- _Do this_:
Every line that holds the string "What" is to be identified and copied.

- _Data excerpts_:
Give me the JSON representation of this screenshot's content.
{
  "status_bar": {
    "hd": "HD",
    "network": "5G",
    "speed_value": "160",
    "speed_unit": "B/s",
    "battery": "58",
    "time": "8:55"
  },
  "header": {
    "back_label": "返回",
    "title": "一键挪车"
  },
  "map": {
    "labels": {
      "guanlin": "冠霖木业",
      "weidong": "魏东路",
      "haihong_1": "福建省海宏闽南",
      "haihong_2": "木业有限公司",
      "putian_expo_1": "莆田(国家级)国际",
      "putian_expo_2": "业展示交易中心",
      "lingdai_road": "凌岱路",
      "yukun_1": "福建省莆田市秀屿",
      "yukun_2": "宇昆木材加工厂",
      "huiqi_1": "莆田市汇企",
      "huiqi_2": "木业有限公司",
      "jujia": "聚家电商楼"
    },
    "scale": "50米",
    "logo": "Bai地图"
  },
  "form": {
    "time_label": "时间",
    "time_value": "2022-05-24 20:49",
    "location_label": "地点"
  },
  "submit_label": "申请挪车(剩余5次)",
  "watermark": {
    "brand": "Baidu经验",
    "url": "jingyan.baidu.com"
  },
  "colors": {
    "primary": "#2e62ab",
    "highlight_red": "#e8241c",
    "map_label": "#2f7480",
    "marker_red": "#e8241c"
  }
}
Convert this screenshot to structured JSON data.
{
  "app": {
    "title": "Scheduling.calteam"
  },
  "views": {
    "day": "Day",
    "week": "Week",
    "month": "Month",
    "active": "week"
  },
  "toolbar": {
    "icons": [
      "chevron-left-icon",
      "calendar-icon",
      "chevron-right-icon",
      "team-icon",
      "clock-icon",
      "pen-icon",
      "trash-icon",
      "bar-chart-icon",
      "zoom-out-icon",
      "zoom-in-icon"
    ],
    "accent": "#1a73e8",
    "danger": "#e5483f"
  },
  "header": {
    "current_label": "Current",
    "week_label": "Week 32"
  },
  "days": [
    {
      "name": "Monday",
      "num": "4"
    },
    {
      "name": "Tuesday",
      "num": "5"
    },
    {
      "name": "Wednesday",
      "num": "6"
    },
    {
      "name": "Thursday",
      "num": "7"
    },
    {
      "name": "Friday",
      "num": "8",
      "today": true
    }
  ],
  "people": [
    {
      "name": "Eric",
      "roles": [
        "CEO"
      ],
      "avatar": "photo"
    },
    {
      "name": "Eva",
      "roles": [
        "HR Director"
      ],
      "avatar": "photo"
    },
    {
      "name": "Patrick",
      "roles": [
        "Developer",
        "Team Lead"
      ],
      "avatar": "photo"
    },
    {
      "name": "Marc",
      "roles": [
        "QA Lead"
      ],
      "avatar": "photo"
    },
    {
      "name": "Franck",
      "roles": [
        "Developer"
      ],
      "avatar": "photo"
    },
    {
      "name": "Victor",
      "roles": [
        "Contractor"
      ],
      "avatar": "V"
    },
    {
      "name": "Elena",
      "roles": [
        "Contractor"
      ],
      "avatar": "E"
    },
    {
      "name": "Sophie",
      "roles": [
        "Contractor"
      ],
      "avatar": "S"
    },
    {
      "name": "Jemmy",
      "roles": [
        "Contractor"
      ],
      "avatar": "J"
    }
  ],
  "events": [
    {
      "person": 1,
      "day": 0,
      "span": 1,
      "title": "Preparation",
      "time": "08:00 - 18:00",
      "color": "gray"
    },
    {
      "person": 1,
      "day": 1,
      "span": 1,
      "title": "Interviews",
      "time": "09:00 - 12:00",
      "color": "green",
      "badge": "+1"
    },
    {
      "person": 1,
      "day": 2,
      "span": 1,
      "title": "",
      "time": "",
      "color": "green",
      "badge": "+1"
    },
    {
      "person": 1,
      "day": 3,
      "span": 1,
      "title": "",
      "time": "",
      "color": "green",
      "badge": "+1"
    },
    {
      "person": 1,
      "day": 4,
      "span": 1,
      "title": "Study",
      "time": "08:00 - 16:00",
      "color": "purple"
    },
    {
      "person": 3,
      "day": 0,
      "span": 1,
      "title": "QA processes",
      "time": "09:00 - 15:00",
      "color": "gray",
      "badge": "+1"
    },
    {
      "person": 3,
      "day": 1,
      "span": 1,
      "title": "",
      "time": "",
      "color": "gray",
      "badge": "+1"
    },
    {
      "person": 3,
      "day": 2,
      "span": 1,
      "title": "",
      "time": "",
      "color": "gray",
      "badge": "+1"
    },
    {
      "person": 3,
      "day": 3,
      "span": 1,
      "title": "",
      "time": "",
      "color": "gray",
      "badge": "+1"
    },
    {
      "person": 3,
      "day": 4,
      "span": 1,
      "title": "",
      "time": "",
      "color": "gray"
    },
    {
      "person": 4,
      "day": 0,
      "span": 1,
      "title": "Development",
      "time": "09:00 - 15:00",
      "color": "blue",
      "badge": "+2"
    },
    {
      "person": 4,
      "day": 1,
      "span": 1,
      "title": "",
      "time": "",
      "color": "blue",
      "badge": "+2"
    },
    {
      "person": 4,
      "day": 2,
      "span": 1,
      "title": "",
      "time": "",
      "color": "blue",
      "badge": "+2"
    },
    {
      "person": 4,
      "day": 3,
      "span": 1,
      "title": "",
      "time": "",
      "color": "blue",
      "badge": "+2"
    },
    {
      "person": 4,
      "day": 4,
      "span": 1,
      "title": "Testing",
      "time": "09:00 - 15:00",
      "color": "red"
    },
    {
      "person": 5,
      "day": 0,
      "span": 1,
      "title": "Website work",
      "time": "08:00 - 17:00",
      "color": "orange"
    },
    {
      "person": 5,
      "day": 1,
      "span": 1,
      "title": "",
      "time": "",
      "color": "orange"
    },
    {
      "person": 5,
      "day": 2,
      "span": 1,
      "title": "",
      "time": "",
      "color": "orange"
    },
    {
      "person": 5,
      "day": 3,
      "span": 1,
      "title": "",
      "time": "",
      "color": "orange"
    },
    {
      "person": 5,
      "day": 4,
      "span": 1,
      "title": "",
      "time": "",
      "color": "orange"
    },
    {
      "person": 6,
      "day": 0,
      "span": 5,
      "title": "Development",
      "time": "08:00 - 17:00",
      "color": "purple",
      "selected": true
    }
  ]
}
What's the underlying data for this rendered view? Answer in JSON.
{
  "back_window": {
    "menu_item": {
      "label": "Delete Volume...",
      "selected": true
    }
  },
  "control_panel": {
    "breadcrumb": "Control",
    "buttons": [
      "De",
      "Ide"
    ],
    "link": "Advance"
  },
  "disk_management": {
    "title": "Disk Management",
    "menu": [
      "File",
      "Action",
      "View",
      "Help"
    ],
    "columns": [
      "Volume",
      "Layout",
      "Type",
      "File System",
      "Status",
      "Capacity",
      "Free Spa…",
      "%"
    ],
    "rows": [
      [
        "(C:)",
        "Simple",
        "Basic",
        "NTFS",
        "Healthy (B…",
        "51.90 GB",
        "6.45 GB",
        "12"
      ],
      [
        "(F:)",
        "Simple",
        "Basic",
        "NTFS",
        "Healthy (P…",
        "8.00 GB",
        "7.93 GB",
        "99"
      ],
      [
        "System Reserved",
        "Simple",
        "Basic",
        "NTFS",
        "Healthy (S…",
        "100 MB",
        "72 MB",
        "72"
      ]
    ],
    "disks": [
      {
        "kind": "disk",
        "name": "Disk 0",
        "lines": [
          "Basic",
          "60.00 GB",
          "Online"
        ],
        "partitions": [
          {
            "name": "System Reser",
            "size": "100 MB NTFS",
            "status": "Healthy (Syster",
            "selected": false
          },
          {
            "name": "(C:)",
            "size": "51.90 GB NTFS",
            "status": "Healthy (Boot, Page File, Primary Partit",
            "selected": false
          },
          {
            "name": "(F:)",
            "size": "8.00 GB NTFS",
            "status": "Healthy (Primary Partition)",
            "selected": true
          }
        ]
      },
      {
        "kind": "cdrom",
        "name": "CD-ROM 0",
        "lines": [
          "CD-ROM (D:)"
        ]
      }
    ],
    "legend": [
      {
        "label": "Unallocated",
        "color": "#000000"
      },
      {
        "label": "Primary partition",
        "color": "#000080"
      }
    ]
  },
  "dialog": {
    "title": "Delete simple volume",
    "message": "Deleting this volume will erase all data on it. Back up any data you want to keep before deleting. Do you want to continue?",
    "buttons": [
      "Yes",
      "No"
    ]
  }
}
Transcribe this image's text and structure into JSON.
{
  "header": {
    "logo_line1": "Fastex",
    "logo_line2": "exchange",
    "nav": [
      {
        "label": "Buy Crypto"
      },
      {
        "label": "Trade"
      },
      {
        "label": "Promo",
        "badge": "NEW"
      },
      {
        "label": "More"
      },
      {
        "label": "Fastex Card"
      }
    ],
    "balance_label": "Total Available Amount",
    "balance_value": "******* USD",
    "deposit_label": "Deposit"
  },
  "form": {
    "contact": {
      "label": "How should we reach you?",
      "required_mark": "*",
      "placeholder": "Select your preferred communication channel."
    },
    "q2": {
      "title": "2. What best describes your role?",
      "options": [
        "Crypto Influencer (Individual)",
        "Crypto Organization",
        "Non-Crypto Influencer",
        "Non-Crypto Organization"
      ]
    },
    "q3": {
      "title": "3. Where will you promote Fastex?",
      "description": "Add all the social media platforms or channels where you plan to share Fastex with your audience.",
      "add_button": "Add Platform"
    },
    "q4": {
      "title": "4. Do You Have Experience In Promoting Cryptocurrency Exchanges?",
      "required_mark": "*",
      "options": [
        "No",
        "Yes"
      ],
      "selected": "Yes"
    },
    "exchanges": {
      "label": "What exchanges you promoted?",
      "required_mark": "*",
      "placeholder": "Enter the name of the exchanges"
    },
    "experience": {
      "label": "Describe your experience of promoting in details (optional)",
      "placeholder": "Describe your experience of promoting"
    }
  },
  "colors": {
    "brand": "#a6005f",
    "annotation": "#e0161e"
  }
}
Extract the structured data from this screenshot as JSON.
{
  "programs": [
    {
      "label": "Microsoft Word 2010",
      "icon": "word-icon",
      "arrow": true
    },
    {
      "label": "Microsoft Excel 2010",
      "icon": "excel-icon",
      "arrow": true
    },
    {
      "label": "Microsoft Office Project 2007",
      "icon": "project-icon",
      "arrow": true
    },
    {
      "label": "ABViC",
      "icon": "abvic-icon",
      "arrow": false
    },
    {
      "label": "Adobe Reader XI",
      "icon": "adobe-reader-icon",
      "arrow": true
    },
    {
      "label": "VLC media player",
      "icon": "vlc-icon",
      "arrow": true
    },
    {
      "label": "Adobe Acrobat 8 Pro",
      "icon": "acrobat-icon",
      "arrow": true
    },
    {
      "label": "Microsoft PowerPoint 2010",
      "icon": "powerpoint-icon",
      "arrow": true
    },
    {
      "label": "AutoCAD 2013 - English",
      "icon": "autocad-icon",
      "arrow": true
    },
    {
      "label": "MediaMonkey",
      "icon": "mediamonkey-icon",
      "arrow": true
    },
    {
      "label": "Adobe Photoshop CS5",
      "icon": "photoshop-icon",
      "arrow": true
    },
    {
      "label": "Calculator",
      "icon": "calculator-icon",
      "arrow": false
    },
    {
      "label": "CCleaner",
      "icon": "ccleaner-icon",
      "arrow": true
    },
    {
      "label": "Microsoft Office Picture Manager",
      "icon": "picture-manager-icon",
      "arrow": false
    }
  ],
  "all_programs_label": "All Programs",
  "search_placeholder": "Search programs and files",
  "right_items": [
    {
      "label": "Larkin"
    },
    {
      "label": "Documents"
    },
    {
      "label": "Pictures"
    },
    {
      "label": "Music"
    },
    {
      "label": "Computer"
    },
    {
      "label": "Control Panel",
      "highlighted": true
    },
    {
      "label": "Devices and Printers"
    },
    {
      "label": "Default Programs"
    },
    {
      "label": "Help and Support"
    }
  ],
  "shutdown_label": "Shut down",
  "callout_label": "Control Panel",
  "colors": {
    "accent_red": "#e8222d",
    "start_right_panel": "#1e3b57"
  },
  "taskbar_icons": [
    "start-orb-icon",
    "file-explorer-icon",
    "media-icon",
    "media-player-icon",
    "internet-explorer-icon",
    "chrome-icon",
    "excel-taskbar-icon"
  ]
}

- _Answer to the task_:
What's the underlying data for this rendered view? Answer in JSON.
      "title": "2. What best describes your role?",
      "label": "What exchanges you promoted?",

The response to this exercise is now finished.